Records about charts and figures

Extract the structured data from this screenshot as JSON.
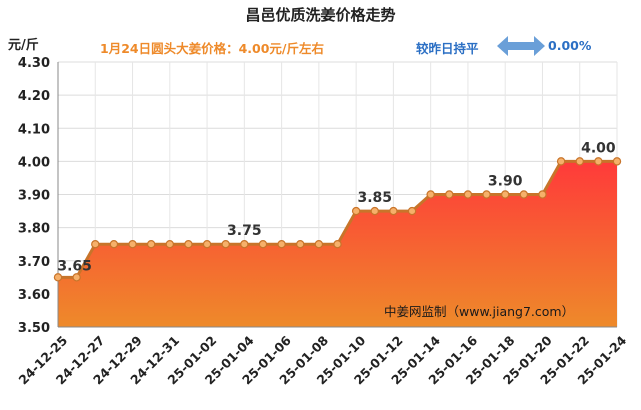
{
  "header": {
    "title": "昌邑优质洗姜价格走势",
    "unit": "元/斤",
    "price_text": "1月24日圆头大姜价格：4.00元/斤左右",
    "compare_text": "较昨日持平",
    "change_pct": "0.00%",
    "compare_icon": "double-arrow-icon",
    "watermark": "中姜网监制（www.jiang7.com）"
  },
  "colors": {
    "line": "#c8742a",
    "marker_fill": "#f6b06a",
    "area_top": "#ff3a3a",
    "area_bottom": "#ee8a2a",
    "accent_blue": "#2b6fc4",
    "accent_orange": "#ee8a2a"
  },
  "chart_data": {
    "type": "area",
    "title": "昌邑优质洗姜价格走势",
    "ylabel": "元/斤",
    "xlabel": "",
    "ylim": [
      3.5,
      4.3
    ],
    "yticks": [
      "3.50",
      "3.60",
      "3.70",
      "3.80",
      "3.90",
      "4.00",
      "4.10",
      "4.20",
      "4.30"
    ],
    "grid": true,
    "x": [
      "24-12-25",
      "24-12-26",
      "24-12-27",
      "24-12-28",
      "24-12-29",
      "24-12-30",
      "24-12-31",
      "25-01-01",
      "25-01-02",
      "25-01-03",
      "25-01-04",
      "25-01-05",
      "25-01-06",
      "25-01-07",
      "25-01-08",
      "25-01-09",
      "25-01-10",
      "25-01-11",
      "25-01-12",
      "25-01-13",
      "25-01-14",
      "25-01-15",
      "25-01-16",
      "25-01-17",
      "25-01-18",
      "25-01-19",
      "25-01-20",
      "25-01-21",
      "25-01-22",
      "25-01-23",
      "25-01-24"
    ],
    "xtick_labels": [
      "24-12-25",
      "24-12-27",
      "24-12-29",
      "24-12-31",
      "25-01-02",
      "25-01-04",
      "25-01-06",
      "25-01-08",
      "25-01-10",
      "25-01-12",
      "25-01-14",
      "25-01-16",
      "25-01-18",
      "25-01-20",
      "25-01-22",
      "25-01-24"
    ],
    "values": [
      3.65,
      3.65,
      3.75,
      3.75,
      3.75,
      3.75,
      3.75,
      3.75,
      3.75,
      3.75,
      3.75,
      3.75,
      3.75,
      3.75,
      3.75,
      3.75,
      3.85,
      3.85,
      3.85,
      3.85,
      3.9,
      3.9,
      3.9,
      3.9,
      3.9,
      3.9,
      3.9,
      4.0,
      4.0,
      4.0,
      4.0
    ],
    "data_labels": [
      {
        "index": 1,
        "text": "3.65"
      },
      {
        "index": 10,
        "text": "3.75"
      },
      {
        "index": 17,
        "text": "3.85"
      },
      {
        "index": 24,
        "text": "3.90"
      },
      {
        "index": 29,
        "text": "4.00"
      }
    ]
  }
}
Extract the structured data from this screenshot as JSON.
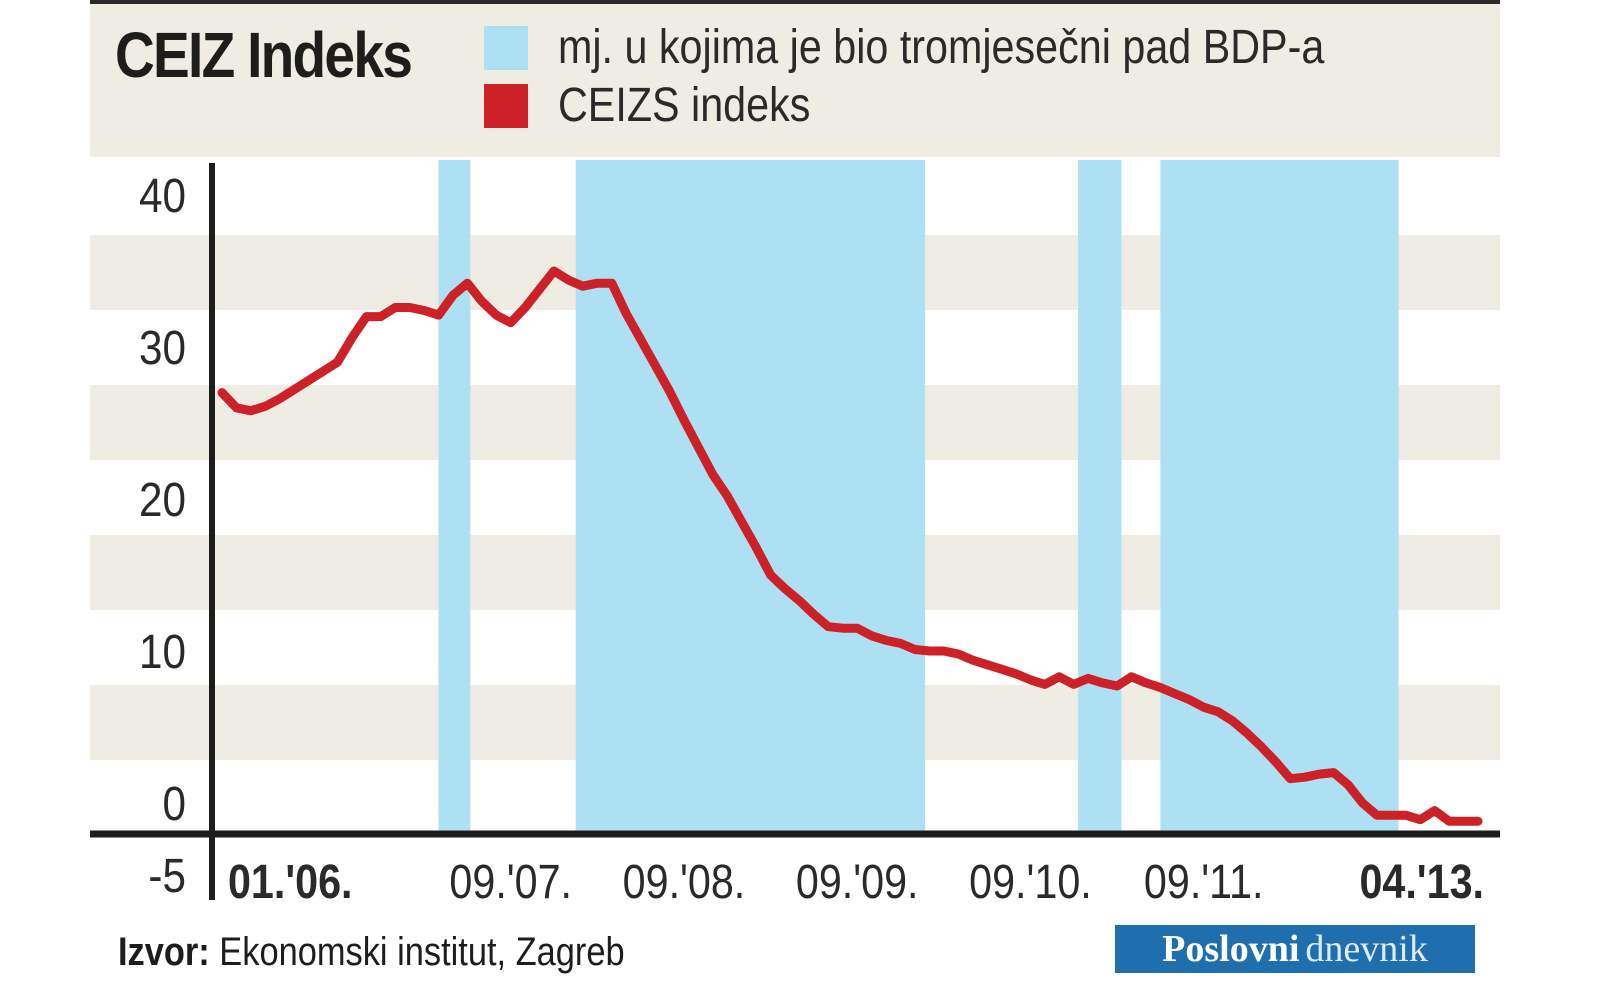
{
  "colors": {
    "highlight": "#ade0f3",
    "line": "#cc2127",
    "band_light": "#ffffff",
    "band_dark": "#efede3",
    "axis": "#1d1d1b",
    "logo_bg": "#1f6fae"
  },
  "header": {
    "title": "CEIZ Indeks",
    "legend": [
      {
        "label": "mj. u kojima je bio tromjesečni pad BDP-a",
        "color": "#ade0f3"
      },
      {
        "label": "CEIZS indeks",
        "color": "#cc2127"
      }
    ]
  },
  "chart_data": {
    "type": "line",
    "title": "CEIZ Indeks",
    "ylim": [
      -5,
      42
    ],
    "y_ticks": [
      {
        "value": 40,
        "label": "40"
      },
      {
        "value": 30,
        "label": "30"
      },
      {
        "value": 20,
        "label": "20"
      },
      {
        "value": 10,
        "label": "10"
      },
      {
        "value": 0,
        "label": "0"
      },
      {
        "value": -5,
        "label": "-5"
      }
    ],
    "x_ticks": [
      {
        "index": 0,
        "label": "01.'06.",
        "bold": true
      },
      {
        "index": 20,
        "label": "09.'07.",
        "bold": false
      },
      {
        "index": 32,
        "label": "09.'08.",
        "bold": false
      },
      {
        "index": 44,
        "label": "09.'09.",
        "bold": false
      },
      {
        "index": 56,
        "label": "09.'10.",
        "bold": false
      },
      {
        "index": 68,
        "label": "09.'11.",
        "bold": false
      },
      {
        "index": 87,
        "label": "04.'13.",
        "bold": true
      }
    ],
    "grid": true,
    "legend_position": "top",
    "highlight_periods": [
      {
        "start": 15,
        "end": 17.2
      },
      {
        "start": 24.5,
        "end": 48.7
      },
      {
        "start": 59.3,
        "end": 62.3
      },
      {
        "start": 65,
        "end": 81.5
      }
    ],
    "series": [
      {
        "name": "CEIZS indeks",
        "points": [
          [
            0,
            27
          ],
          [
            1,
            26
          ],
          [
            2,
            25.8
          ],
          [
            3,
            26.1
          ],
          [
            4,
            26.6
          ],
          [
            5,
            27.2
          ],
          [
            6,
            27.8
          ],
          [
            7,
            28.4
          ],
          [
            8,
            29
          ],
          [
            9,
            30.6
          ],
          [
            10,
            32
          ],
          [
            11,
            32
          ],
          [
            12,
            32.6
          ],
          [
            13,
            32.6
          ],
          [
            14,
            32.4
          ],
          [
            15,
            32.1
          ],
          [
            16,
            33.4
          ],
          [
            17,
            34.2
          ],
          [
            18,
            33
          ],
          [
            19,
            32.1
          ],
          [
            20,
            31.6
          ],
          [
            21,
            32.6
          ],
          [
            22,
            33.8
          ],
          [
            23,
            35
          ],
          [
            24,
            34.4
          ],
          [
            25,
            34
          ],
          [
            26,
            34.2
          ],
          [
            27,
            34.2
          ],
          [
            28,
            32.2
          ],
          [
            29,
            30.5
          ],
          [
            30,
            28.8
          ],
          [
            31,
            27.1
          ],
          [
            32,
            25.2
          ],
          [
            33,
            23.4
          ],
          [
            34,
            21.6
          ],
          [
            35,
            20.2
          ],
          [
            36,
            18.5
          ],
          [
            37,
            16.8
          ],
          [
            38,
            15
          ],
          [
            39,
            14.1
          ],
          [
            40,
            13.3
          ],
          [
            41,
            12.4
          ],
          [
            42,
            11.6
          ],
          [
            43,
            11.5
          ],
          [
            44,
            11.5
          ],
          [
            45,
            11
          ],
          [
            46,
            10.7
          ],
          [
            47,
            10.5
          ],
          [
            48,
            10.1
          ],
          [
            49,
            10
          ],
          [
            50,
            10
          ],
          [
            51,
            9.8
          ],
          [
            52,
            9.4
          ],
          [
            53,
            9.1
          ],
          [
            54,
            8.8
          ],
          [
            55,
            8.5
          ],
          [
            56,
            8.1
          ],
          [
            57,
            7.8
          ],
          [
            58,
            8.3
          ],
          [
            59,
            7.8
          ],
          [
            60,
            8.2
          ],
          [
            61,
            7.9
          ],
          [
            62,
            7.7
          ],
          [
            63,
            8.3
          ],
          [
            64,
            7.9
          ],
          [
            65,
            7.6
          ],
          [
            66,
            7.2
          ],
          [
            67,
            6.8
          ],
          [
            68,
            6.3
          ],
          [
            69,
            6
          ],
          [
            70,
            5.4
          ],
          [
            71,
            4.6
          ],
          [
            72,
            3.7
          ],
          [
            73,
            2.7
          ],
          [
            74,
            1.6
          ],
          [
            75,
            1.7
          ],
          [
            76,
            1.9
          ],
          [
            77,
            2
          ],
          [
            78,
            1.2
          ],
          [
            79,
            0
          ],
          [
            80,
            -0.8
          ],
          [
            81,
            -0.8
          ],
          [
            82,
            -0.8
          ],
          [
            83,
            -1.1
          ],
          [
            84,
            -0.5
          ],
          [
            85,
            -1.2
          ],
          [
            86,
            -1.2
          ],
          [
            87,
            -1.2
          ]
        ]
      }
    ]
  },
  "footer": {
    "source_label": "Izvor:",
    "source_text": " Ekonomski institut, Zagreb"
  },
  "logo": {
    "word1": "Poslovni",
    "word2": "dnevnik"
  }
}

GIVEN INSTRUCTION. Scan the listing above and copy all lines containing the word "start".

SOLUTION FOR THIS TASK.
        "start": 15,
        "start": 24.5,
        "start": 59.3,
        "start": 65,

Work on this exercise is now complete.